Description of the task
Collect from the data below each line with "likes".

Data entries
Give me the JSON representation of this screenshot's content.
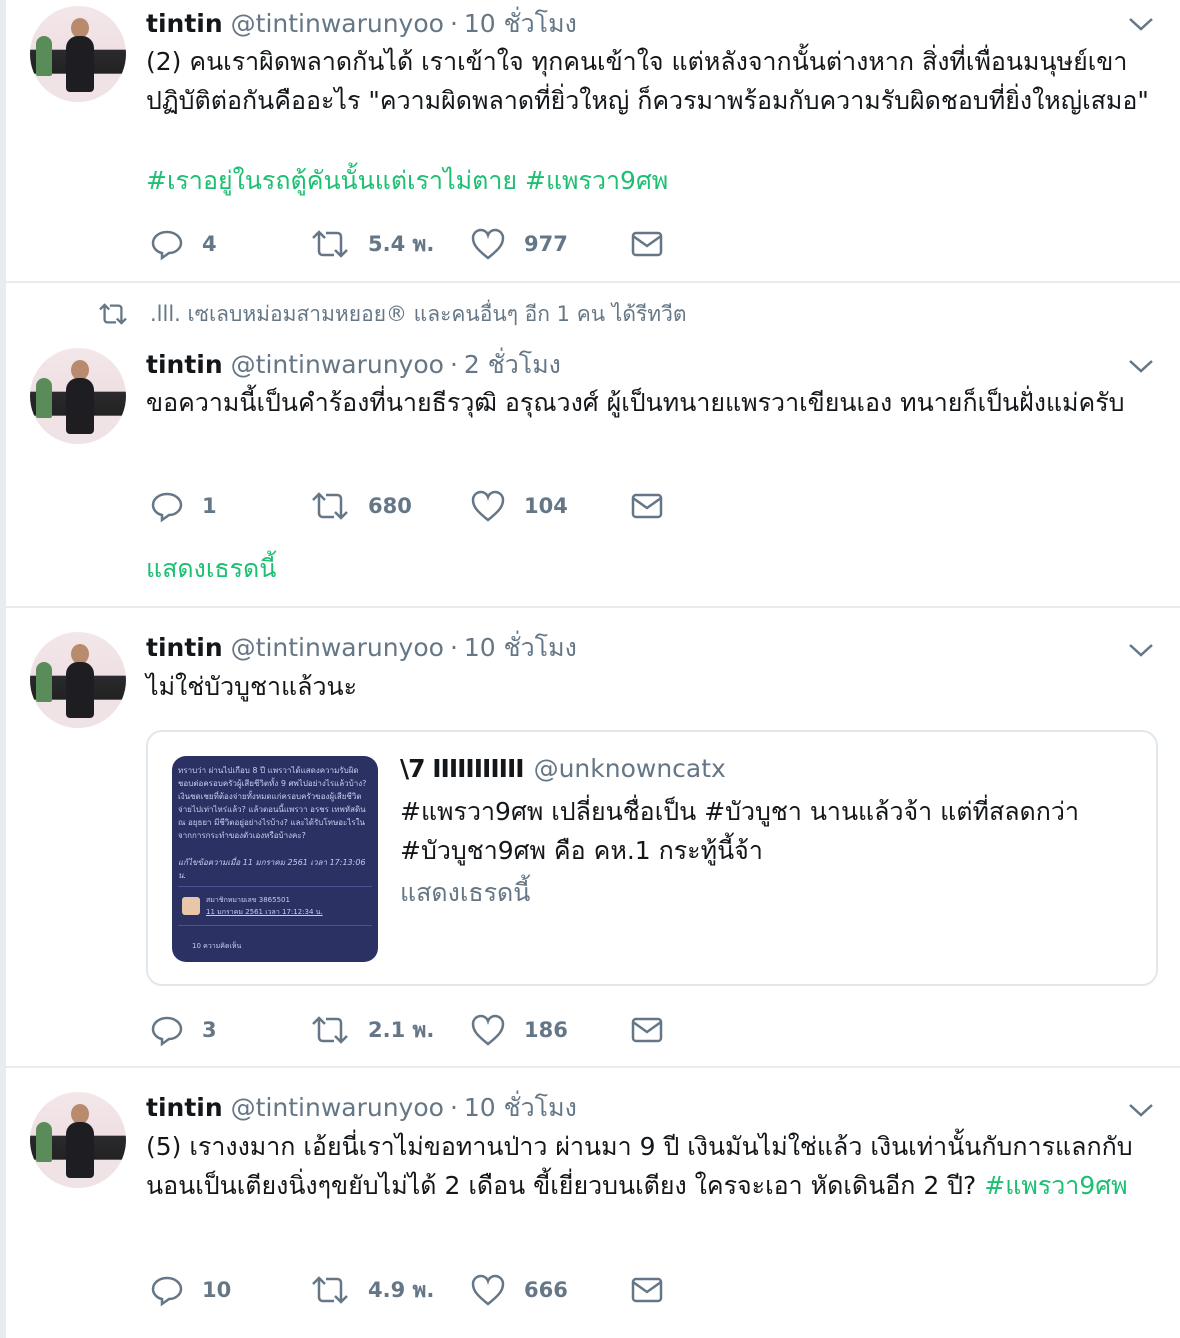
{
  "tweets": [
    {
      "name": "tintin",
      "handle": "@tintinwarunyoo",
      "time": "10 ชั่วโมง",
      "text": "(2) คนเราผิดพลาดกันได้  เราเข้าใจ ทุกคนเข้าใจ แต่หลังจากนั้นต่างหาก  สิ่งที่เพื่อนมนุษย์เขาปฏิบัติต่อกันคืออะไร \"ความผิดพลาดที่ยิ่วใหญ่ ก็ควรมาพร้อมกับความรับผิดชอบที่ยิ่งใหญ่เสมอ\"",
      "hashtags": "#เราอยู่ในรถตู้คันนั้นแต่เราไม่ตาย #แพรวา9ศพ",
      "replies": "4",
      "retweets": "5.4 พ.",
      "likes": "977"
    },
    {
      "retweet_note": ".lll. เซเลบหม่อมสามหยอย® และคนอื่นๆ อีก 1 คน ได้รีทวีต",
      "name": "tintin",
      "handle": "@tintinwarunyoo",
      "time": "2 ชั่วโมง",
      "text": "ขอความนี้เป็นคำร้องที่นายธีรวุฒิ อรุณวงศ์ ผู้เป็นทนายแพรวาเขียนเอง ทนายก็เป็นฝั่งแม่ครับ",
      "replies": "1",
      "retweets": "680",
      "likes": "104",
      "show_thread": "แสดงเธรดนี้"
    },
    {
      "name": "tintin",
      "handle": "@tintinwarunyoo",
      "time": "10 ชั่วโมง",
      "text": "ไม่ใช่บัวบูชาแล้วนะ",
      "quote": {
        "name": "\\7 IIIIIIIIIII",
        "handle": "@unknowncatx",
        "text_line1": "#แพรวา9ศพ เปลี่ยนชื่อเป็น #บัวบูชา นานแล้วจ้า แต่ที่สลดกว่า",
        "text_line2": "#บัวบูชา9ศพ คือ คห.1 กระทู้นี้จ้า",
        "show_thread": "แสดงเธรดนี้",
        "image_text": "ทราบว่า ผ่านไปเกือบ 8 ปี แพรวาได้แสดงความรับผิดชอบต่อครอบครัวผู้เสียชีวิตทั้ง 9 ศพไปอย่างไรแล้วบ้าง? เงินชดเชยที่ต้องจ่ายทั้งหมดแก่ครอบครัวของผู้เสียชีวิต จ่ายไปเท่าไหร่แล้ว? แล้วตอนนี้แพรวา อรชร เทพหัสดิน ณ อยุธยา มีชีวิตอยู่อย่างไรบ้าง? และได้รับโทษอะไรในจากการกระทำของตัวเองหรือบ้างคะ?",
        "image_edit": "แก้ไขข้อความเมื่อ 11 มกราคม 2561 เวลา 17:13:06 น.",
        "image_member": "สมาชิกหมายเลข 3865501",
        "image_date": "11 มกราคม 2561 เวลา 17:12:34 น.",
        "image_footer": "10 ความคิดเห็น"
      },
      "replies": "3",
      "retweets": "2.1 พ.",
      "likes": "186"
    },
    {
      "name": "tintin",
      "handle": "@tintinwarunyoo",
      "time": "10 ชั่วโมง",
      "text_plain": "(5)  เรางงมาก เอ้ยนี่เราไม่ขอทานป่าว  ผ่านมา 9 ปี เงินมันไม่ใช่แล้ว เงินเท่านั้นกับการแลกกับนอนเป็นเตียงนิ่งๆขยับไม่ได้ 2 เดือน ขี้เยี่ยวบนเตียง ใครจะเอา หัดเดินอีก 2 ปี? ",
      "hashtag": "#แพรวา9ศพ",
      "replies": "10",
      "retweets": "4.9 พ.",
      "likes": "666"
    }
  ],
  "colors": {
    "hashtag": "#1dbf73",
    "muted": "#657786",
    "divider": "#e6ecf0"
  },
  "icons": [
    "reply-icon",
    "retweet-icon",
    "like-icon",
    "message-icon",
    "chevron-down-icon"
  ]
}
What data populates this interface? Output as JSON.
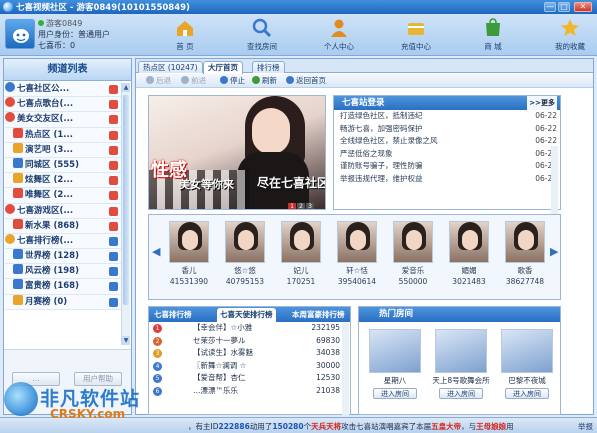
{
  "window": {
    "title": "七喜视频社区 - 游客0849(10101550849)",
    "min": "—",
    "max": "□",
    "close": "✕"
  },
  "user": {
    "name": "游客0849",
    "type": "用户身份：普通用户",
    "coins": "七喜币：0"
  },
  "nav": [
    {
      "label": "首 页",
      "icon": "home-icon",
      "color": "#e9a42a"
    },
    {
      "label": "查找房间",
      "icon": "search-icon",
      "color": "#3a78cf"
    },
    {
      "label": "个人中心",
      "icon": "person-icon",
      "color": "#e28b1e"
    },
    {
      "label": "充值中心",
      "icon": "recharge-icon",
      "color": "#e6b532"
    },
    {
      "label": "商 城",
      "icon": "shop-icon",
      "color": "#3e9a3b"
    },
    {
      "label": "我的收藏",
      "icon": "star-icon",
      "color": "#f0b72a"
    }
  ],
  "left": {
    "title": "频道列表",
    "channels": [
      {
        "label": "七喜社区公...",
        "kind": "cat",
        "color": "#3a78cf",
        "badge": "red"
      },
      {
        "label": "七喜点歌台(...",
        "kind": "cat",
        "color": "#e04d3e",
        "badge": "red"
      },
      {
        "label": "美女交友区(...",
        "kind": "cat",
        "color": "#e04d3e",
        "badge": "red"
      },
      {
        "label": "热点区 (1...",
        "kind": "sub",
        "color": "#e04d3e",
        "badge": "red"
      },
      {
        "label": "演艺吧 (3...",
        "kind": "sub",
        "color": "#e9a42a",
        "badge": "red"
      },
      {
        "label": "同城区 (555)",
        "kind": "sub",
        "color": "#3a78cf",
        "badge": "red"
      },
      {
        "label": "炫舞区 (2...",
        "kind": "sub",
        "color": "#e9a42a",
        "badge": "red"
      },
      {
        "label": "唯舞区 (2...",
        "kind": "sub",
        "color": "#e04d3e",
        "badge": "red"
      },
      {
        "label": "七喜游戏区(...",
        "kind": "cat",
        "color": "#e04d3e",
        "badge": "red"
      },
      {
        "label": "新水果 (868)",
        "kind": "sub",
        "color": "#e04d3e",
        "badge": "red"
      },
      {
        "label": "七喜排行榜(...",
        "kind": "cat",
        "color": "#e9a42a",
        "badge": "blue"
      },
      {
        "label": "世界榜 (128)",
        "kind": "sub",
        "color": "#3a78cf",
        "badge": "blue"
      },
      {
        "label": "风云榜 (198)",
        "kind": "sub",
        "color": "#3a78cf",
        "badge": "blue"
      },
      {
        "label": "富贵榜 (168)",
        "kind": "sub",
        "color": "#3a78cf",
        "badge": "blue"
      },
      {
        "label": "月赛榜 (0)",
        "kind": "sub",
        "color": "#e9a42a",
        "badge": "blue"
      }
    ],
    "btn_left": "…",
    "btn_right": "用户帮助"
  },
  "tabs": [
    {
      "label": "热点区 (10247)",
      "active": false
    },
    {
      "label": "大厅首页",
      "active": true
    },
    {
      "label": "排行榜",
      "active": false
    }
  ],
  "toolbar": [
    {
      "label": "后退",
      "off": true,
      "color": "#9fb2c8"
    },
    {
      "label": "前进",
      "off": true,
      "color": "#9fb2c8"
    },
    {
      "label": "停止",
      "off": false,
      "color": "#3a78cf"
    },
    {
      "label": "刷新",
      "off": false,
      "color": "#3e9a3b"
    },
    {
      "label": "返回首页",
      "off": false,
      "color": "#3a78cf"
    }
  ],
  "banner": {
    "big": "性感",
    "sub": "美女等你来",
    "sub2": "尽在七喜社区",
    "pages": [
      "1",
      "2",
      "3"
    ]
  },
  "news": {
    "title": "七喜站登录",
    "more": ">>更多",
    "items": [
      {
        "text": "打造绿色社区，抵制违纪",
        "date": "06-22"
      },
      {
        "text": "畅游七喜，加强密码保护",
        "date": "06-22"
      },
      {
        "text": "全线绿色社区，禁止录像之风",
        "date": "06-22"
      },
      {
        "text": "严惩低俗之现象",
        "date": "06-22"
      },
      {
        "text": "谨防账号骗子，理性防骗",
        "date": "06-22"
      },
      {
        "text": "举报违规代理，维护权益",
        "date": "06-22"
      }
    ]
  },
  "stars": [
    {
      "name": "香儿",
      "value": "41531390"
    },
    {
      "name": "悠☆悠",
      "value": "40795153"
    },
    {
      "name": "妃儿",
      "value": "170251"
    },
    {
      "name": "轩☆恬",
      "value": "39540614"
    },
    {
      "name": "爱音乐",
      "value": "550000"
    },
    {
      "name": "媚媚",
      "value": "3021483"
    },
    {
      "name": "歌香",
      "value": "38627748"
    }
  ],
  "ranking": {
    "tabs": [
      "七喜排行榜",
      "七喜天使排行榜",
      "本周富豪排行榜"
    ],
    "rows": [
      {
        "name": "【幸会伴】☆小雅",
        "value": "232195"
      },
      {
        "name": "セ茉莎十一夢ル",
        "value": "69830"
      },
      {
        "name": "【试读生】水雾魅",
        "value": "34038"
      },
      {
        "name": "〖新舞☆澜调 ☆",
        "value": "30000"
      },
      {
        "name": "【爱音帮】杏仁",
        "value": "12530"
      },
      {
        "name": "…漂漂™乐乐",
        "value": "21038"
      }
    ]
  },
  "rooms": {
    "title": "热门房间",
    "items": [
      {
        "name": "星期八",
        "button": "进入房间"
      },
      {
        "name": "天上8号歌舞会所",
        "button": "进入房间"
      },
      {
        "name": "巴黎不夜城",
        "button": "进入房间"
      }
    ]
  },
  "status": {
    "p1": "，有主ID",
    "id": "222886",
    "p2": "动用了",
    "n1": "150280",
    "p3": "个",
    "gift": "天兵天将",
    "p4": "攻击七喜站演唱嘉宾了本届",
    "title1": "五皇大帝",
    "p5": "，与",
    "title2": "王母娘娘",
    "p6": "用",
    "feedback": "举报"
  },
  "watermark": {
    "text": "非凡软件站",
    "url": "CRSKY.com"
  }
}
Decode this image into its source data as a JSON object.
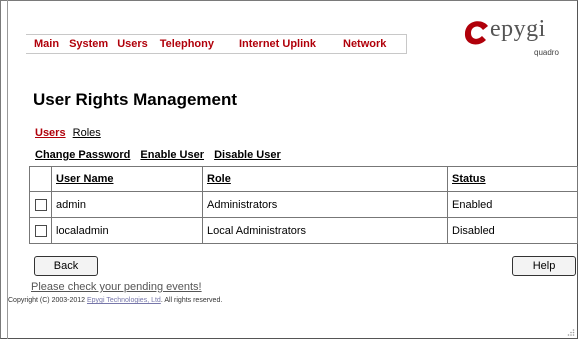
{
  "nav": {
    "items": [
      {
        "label": "Main"
      },
      {
        "label": "System"
      },
      {
        "label": "Users"
      },
      {
        "label": "Telephony"
      },
      {
        "label": "Internet Uplink"
      },
      {
        "label": "Network"
      }
    ]
  },
  "logo": {
    "word": "epygi",
    "sub": "quadro",
    "icon": "epygi-logo-icon"
  },
  "page": {
    "title": "User Rights Management"
  },
  "tabs": {
    "users": "Users",
    "roles": "Roles"
  },
  "actions": {
    "change_password": "Change Password",
    "enable_user": "Enable User",
    "disable_user": "Disable User"
  },
  "table": {
    "headers": {
      "user_name": "User Name",
      "role": "Role",
      "status": "Status"
    },
    "rows": [
      {
        "user": "admin",
        "role": "Administrators",
        "status": "Enabled"
      },
      {
        "user": "localadmin",
        "role": "Local Administrators",
        "status": "Disabled"
      }
    ]
  },
  "buttons": {
    "back": "Back",
    "help": "Help"
  },
  "footer": {
    "pending": "Please check your pending events!",
    "copyright_prefix": "Copyright (C) 2003-2012 ",
    "copyright_link": "Epygi Technologies, Ltd",
    "copyright_suffix": ". All rights reserved."
  },
  "colors": {
    "accent": "#b0000a",
    "logo_gray": "#555555",
    "border": "#777777"
  }
}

Result for this task
      "likes": "977"
      "likes": "104",
      "likes": "186"
      "likes": "666"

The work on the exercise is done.